
(ii) in paragraph (2)(b)—

(I) in clause (iv), by deleting “and”,

(II) by inserting the following after clause (iv):

“(iva) any moneys received by way of guardian’s payment (contributory), guardian’s payment (non-contributory) or respite care grant, and”,

and

(III) by substituting the following for clause (v):

“(v) in the case of a person in receipt of a supplement under section 198 towards the amount of mortgage interest or rent payable by the person in respect of his or her residence:

(I) an amount equal to any additional income, where that income arises from any employment or training that may be prescribed and is not in excess of €75, or an amount equal to 25 per cent of any such additional income in excess of €75 and subject to a minimum disregard of €75, when such additional income has been reduced by the aggregate of—

(A) any allowable contribution referred to in Regulations 41 and 42 of the Income Tax (Employments) (Consolidated) Regulations 2001 (S.I. No. 559 of 2001),

(B) any amount deducted from reckonable earnings under section 13 and regulations made under section 14,

(C) any amount deducted from reckonable earnings under section 5 of the Health Contributions Act 1979 , and

(D) an amount equal to the amount of reduction, if any, in the rate of jobseeker’s allowance or one-parent family payment under Part 3 consequent on receipt of those earnings from employment;

(II) the amount by which carer’s allowance exceeds the amount of supplementary welfare allowance set out in column (3) at reference 10 of Part 1 of Schedule 4, in the case of a claimant, or his or her spouse, who is in receipt of carer’s allowance under Part 3;

(III) the amount by which carer’s allowance exceeds the amount of supplementary welfare allowance set out in column (2) at reference 10 of Part 1 of Schedule 4, in the case of a claimant who, not being one of a couple, is in receipt of carer’s allowance under Part 3;

(IV) the amount payable under section 186A;”,

and

(b) by inserting the following Rule after Rule 1:

“1A. (1) For the purposes of determining non-cash benefits referred to in Rule 1(2) in determining entitlement to a rent or mortgage interest supplement payable under section 198, the weekly net cash value to the person of his or her annual housing costs actually incurred and paid by a liable relative shall be calculated as follows:

(a) the weekly value of €4,952 per annum shall be assessed in full;

(b) the weekly value of so much of the housing costs actually incurred and paid by a liable relative as exceeds €4,952 per annum but does not exceed €8,852 per annum, shall be disregarded;

(c) the weekly value of so much of the housing costs actually incurred and paid by a liable relative as exceeds €8,852 per annum shall be assessed at 75 cent per each €1.

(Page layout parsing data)
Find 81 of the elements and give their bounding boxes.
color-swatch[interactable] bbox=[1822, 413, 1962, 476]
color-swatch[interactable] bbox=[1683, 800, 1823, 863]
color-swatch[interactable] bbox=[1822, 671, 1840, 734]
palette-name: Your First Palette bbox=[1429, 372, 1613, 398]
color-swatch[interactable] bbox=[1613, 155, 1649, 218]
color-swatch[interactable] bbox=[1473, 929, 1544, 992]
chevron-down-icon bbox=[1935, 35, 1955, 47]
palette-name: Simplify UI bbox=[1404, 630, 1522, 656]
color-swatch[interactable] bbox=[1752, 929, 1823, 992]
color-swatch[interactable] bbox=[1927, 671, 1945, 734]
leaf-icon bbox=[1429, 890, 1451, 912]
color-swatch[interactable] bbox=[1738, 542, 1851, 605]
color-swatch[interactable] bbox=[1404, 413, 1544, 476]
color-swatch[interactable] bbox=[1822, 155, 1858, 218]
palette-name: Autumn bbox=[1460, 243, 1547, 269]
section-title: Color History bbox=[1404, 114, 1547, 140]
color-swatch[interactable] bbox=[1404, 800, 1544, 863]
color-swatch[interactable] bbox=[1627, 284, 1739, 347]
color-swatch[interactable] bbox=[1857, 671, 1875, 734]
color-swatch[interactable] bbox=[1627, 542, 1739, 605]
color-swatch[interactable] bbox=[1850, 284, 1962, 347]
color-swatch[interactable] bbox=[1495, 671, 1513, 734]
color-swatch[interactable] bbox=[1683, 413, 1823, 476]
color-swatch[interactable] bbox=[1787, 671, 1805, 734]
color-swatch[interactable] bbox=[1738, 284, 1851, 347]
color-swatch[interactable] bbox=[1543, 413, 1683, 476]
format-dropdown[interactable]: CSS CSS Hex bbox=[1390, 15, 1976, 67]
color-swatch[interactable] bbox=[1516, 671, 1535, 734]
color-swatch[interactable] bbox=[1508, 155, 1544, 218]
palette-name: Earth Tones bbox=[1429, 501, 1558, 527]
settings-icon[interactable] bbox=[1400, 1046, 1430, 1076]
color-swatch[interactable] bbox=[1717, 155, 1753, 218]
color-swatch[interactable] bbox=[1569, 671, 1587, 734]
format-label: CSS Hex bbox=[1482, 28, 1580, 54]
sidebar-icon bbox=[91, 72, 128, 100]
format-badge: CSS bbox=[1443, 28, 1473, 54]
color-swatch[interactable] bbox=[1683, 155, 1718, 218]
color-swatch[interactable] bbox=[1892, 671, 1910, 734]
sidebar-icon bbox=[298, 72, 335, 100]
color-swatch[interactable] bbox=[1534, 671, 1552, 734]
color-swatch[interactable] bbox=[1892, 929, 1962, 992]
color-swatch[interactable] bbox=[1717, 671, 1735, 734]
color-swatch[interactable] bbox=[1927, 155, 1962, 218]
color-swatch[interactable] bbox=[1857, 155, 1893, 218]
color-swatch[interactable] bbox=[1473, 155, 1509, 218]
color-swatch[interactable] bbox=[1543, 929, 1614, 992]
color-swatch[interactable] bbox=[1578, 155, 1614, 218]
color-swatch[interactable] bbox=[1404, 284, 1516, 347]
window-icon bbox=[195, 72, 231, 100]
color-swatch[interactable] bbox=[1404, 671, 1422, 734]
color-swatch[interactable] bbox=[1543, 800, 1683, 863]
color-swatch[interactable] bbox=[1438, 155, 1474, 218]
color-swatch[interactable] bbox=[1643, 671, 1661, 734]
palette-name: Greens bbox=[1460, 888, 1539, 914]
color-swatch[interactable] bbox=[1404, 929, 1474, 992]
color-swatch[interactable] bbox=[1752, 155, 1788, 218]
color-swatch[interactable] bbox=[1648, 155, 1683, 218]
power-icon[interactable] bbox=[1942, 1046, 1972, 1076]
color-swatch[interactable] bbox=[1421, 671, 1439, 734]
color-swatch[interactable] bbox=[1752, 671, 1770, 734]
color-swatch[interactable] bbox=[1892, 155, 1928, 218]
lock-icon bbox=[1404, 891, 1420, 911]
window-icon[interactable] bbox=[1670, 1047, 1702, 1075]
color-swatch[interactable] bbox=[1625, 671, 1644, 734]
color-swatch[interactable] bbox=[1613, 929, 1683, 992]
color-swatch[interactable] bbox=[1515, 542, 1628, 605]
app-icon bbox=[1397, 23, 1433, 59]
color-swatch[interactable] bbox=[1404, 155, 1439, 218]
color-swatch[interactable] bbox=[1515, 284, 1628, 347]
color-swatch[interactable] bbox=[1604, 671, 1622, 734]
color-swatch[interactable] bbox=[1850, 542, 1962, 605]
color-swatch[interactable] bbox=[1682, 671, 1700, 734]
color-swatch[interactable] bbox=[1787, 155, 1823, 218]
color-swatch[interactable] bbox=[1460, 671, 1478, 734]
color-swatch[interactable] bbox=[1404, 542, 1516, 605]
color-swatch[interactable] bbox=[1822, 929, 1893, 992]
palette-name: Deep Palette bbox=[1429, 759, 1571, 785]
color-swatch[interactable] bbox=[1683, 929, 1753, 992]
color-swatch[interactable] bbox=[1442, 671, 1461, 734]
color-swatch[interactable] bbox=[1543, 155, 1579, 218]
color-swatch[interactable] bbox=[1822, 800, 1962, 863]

• _EXERCISE A_:
Determine whether each of the following statements agrees with the excerpt on social welfare means assessment, answering yes or no and quoting the deciding words of the excerpt: (i) the new clause (v) applies to a person receiving a supplement under section 198 toward mortgage interest or rent; (ii) housing costs paid by a liable relative that exceed €4,952 but not €8,852 per annum are assessed in full; (iii) housing costs paid by a liable relative above €8,852 per annum are assessed at 50 cent per €1.
• _EXERCISE B_:
Write a continuation of the excerpt on social welfare means assessment, beginning immediately after its final sentence and keeping to its drafting style.

• _ANSWER AREA A_:
(i) Yes: "in the case of a person in receipt of a supplement under section 198 towards the amount of mortgage interest or rent payable by the person in respect of his or her residence"
(ii) No: "as exceeds €4,952 per annum but does not exceed €8,852 per annum, shall be disregarded"
(iii) No: "as exceeds €8,852 per annum shall be assessed at 75 cent per each €1"

• _ANSWER AREA B_:
(2) In assessing the means of a person for the purpose of a rent or mortgage interest supplement payable under section 198, where a claimant has attained the age of 65 years, and his or her combined household income is greater than the rate of supplementary welfare allowance appropriate to his or her circumstances, an amount equal to the difference between the maximum rate of State pension (contributory) appropriate to his or her circumstances and the said rate of supplementary welfare allowance shall be disregarded.

(3) Where a person or his or her spouse has any additional income to which Rule 1(2)(b)(iv), Rule 1(2)(b)(v)(I) or Rule 1A(1) may apply, only one such Rule shall apply, being whichever is the more favourable.

(4) Subject to paragraph (5), Rules 1(1), 1(2)(b)(iva), 1(2)(b)(v) and 1A shall not have the effect of reducing the rate of supplementary welfare allowance below the rate payable immediately before the commencement of section 36 of the Social Welfare and Pensions Act 2007.

(5) Paragraph (4) shall cease to apply to any person where his or her means have increased.’’.